EXERCISE TASK :: Transcribe all the entries word for word, omitting any pictures they contain.

INPUT DATA ::
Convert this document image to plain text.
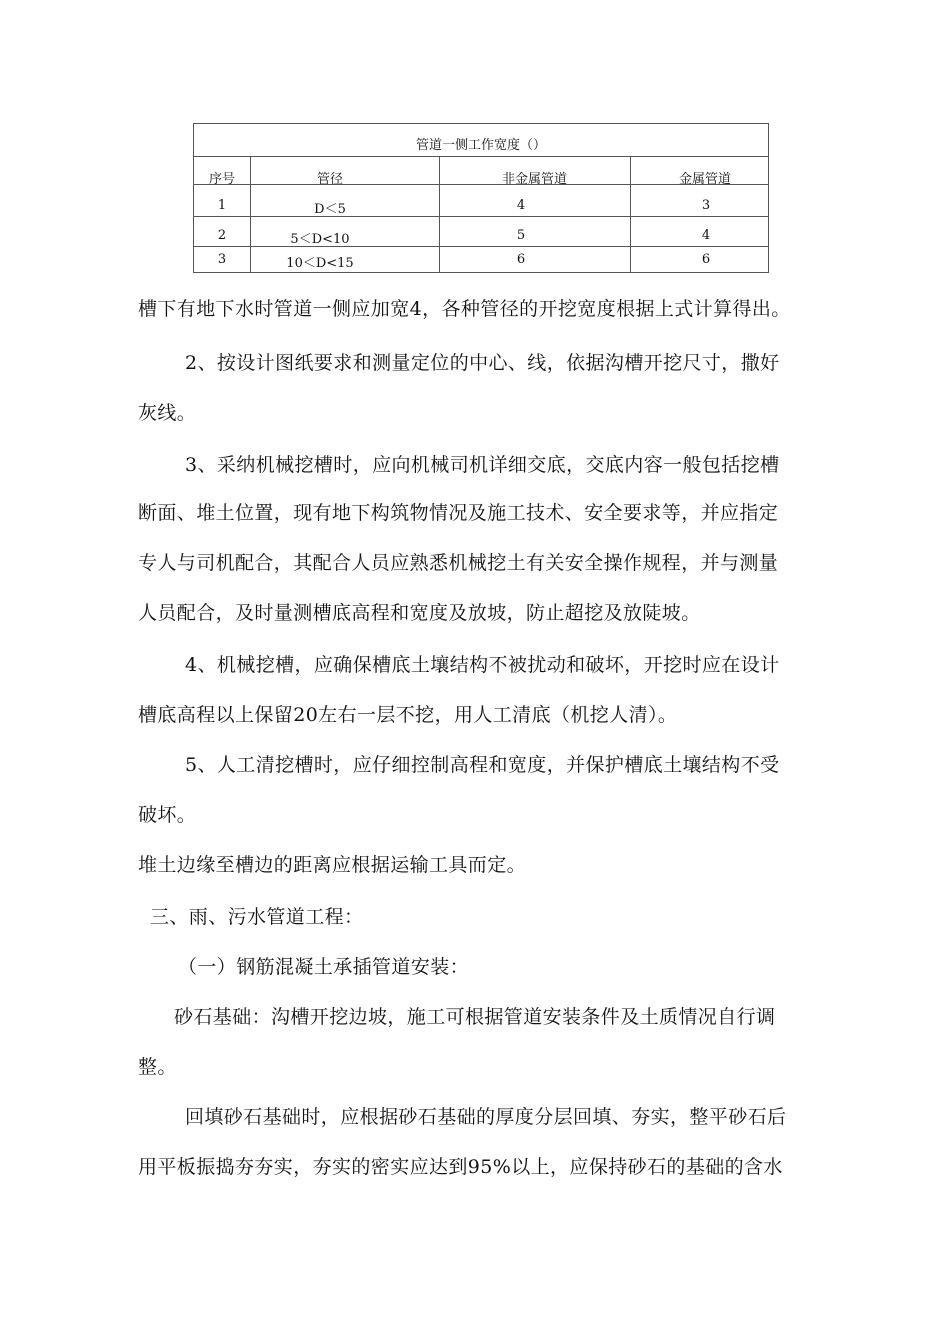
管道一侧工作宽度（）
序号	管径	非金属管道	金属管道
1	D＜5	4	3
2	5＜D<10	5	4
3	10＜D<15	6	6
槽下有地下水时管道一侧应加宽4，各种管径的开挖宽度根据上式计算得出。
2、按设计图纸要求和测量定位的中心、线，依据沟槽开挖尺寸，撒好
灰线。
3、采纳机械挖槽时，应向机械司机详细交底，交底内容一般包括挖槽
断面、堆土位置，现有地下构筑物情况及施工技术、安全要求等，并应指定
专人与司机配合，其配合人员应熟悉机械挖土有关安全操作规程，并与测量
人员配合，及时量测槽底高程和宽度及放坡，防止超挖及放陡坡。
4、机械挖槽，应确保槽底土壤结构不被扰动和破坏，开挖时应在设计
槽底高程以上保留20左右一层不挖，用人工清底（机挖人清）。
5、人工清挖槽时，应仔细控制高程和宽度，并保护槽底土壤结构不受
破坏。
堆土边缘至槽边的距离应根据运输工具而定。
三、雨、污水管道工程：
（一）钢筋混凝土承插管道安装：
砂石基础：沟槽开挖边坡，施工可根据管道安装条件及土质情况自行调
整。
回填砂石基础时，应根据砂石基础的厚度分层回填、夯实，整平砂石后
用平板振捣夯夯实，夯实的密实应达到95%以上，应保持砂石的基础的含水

RIGHT ANSWER ::
Convert this document image to plain text.
管道一侧工作宽度（）
序号	管径	非金属管道	金属管道
1	D＜5	4	3
2	5＜D<10	5	4
3	10＜D<15	6	6
槽下有地下水时管道一侧应加宽4，各种管径的开挖宽度根据上式计算得出。
2、按设计图纸要求和测量定位的中心、线，依据沟槽开挖尺寸，撒好
灰线。
3、采纳机械挖槽时，应向机械司机详细交底，交底内容一般包括挖槽
断面、堆土位置，现有地下构筑物情况及施工技术、安全要求等，并应指定
专人与司机配合，其配合人员应熟悉机械挖土有关安全操作规程，并与测量
人员配合，及时量测槽底高程和宽度及放坡，防止超挖及放陡坡。
4、机械挖槽，应确保槽底土壤结构不被扰动和破坏，开挖时应在设计
槽底高程以上保留20左右一层不挖，用人工清底（机挖人清）。
5、人工清挖槽时，应仔细控制高程和宽度，并保护槽底土壤结构不受
破坏。
堆土边缘至槽边的距离应根据运输工具而定。
三、雨、污水管道工程：
（一）钢筋混凝土承插管道安装：
砂石基础：沟槽开挖边坡，施工可根据管道安装条件及土质情况自行调
整。
回填砂石基础时，应根据砂石基础的厚度分层回填、夯实，整平砂石后
用平板振捣夯夯实，夯实的密实应达到95%以上，应保持砂石的基础的含水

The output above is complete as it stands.